§ AIM:
All lines in which the word "Estimate" occurs are to be extracted.

§ INPUT DATA:
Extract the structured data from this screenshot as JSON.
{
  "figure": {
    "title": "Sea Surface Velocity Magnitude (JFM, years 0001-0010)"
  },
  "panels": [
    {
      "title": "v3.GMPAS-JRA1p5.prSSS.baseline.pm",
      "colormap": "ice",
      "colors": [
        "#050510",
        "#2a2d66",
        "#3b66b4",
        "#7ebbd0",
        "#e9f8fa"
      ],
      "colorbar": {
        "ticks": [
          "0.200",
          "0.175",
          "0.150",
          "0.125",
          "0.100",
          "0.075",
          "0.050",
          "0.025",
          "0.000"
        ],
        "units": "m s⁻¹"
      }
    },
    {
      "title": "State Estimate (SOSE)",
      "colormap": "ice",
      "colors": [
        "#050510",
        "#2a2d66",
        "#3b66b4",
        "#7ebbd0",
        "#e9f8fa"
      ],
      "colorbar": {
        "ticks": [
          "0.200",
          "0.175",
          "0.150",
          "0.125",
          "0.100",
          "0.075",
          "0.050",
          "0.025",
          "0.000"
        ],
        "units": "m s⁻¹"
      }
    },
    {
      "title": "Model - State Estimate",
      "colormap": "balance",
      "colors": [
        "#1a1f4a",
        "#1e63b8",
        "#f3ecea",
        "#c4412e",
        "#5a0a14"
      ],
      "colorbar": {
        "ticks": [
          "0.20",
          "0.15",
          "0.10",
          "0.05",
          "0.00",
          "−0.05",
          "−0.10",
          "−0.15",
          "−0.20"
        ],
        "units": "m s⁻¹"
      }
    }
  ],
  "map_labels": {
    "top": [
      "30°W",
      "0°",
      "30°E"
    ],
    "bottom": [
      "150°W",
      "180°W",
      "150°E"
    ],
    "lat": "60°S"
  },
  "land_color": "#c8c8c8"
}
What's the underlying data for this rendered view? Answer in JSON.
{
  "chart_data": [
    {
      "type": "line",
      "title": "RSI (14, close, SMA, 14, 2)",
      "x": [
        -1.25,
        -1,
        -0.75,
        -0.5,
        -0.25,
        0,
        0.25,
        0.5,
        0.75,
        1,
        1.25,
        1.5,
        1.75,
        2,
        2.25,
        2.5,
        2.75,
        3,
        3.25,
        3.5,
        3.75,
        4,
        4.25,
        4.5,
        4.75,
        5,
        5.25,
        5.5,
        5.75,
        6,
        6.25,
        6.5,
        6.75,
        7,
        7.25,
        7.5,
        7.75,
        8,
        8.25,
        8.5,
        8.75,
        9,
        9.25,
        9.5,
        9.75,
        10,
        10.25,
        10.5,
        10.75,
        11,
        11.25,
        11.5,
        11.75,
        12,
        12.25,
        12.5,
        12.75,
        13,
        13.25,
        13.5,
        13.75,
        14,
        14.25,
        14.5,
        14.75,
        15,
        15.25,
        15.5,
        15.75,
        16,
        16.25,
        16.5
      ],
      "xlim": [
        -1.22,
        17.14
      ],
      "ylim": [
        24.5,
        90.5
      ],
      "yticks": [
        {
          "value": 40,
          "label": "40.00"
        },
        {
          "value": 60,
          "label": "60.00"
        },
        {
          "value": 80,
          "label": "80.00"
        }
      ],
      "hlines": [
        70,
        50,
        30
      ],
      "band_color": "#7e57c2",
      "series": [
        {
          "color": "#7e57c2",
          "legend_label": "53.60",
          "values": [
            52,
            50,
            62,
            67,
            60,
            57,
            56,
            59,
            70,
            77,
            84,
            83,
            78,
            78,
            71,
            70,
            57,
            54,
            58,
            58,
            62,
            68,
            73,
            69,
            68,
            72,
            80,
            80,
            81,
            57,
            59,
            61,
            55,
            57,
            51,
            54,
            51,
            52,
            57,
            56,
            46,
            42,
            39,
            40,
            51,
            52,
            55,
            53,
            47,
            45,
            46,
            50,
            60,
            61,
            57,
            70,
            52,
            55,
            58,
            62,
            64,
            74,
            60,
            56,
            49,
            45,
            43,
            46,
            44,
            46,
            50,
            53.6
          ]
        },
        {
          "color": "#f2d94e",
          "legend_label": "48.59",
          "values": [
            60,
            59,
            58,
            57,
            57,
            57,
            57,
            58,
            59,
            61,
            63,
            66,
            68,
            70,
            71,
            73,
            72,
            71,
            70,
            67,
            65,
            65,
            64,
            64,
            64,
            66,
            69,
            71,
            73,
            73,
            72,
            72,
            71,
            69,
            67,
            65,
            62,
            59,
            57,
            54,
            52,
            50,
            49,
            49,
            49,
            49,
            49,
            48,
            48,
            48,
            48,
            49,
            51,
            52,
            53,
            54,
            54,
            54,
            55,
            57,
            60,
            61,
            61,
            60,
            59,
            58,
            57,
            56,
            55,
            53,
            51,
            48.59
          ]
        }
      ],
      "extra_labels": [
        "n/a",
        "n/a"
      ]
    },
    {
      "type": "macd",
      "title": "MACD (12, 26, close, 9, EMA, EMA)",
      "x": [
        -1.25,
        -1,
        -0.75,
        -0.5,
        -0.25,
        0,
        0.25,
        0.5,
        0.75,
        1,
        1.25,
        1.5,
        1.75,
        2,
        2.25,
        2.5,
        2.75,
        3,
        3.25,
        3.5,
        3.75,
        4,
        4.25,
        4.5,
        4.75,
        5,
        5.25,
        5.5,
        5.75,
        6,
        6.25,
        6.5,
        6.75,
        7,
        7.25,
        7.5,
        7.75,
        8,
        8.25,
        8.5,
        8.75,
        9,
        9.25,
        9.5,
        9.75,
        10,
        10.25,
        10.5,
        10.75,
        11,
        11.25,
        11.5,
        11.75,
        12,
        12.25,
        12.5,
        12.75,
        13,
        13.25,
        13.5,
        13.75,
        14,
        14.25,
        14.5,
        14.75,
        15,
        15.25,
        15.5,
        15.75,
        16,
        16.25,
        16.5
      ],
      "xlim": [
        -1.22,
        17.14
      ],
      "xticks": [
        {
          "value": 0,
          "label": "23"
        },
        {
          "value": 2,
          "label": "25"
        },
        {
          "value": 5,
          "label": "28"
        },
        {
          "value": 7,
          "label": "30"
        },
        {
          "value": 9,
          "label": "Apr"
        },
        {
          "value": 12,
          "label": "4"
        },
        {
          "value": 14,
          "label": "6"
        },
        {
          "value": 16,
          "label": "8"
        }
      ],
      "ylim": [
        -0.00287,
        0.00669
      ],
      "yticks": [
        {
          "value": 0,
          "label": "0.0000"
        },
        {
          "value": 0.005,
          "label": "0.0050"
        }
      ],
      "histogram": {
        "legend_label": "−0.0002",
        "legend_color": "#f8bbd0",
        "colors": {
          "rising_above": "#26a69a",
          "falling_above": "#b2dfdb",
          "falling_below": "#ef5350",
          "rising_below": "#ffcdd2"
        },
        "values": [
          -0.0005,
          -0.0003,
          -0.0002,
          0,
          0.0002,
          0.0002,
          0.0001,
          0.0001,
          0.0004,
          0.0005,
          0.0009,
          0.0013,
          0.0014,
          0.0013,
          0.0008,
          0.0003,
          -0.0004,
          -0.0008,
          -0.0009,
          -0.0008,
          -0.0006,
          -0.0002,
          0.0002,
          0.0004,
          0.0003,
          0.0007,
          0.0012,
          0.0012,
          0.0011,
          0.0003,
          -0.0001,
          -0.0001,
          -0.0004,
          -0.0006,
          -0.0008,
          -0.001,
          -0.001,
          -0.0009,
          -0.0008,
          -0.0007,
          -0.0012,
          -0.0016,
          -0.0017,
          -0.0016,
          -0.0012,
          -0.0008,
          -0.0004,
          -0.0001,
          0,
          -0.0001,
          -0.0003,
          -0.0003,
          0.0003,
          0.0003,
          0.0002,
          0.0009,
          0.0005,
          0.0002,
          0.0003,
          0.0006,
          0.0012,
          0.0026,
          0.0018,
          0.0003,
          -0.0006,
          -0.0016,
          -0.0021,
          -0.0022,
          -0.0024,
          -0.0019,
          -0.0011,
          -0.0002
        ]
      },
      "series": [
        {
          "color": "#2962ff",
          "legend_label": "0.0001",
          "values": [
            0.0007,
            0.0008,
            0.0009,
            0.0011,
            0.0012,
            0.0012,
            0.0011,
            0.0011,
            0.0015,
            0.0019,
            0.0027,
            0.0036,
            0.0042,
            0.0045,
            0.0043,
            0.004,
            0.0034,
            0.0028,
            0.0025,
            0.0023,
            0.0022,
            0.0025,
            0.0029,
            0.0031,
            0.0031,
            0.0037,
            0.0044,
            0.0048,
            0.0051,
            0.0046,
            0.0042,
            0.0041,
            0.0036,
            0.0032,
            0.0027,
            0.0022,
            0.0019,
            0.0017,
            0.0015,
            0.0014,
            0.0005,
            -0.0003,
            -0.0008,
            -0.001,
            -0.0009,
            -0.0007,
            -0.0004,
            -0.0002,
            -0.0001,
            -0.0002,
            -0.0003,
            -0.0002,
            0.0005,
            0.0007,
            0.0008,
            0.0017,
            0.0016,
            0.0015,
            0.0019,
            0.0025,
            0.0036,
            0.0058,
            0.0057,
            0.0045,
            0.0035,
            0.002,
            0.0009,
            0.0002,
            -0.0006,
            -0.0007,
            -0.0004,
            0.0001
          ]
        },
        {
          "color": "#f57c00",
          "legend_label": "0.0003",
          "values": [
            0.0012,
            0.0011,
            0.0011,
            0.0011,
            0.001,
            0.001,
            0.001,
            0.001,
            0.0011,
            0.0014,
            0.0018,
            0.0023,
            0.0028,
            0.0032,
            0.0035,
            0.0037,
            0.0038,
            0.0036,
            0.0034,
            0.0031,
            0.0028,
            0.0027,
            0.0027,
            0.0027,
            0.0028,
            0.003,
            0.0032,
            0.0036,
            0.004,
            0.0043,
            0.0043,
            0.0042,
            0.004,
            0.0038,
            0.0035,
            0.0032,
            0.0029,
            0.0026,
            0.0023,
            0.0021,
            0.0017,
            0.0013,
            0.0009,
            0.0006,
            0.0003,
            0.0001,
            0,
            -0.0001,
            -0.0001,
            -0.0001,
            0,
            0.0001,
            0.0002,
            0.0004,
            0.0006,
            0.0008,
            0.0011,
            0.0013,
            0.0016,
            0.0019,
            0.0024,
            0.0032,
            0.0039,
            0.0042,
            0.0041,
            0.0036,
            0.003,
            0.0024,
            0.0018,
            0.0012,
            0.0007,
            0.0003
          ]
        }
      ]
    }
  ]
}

§ FINISHED ANSWER:
      "title": "State Estimate (SOSE)",
      "title": "Model - State Estimate",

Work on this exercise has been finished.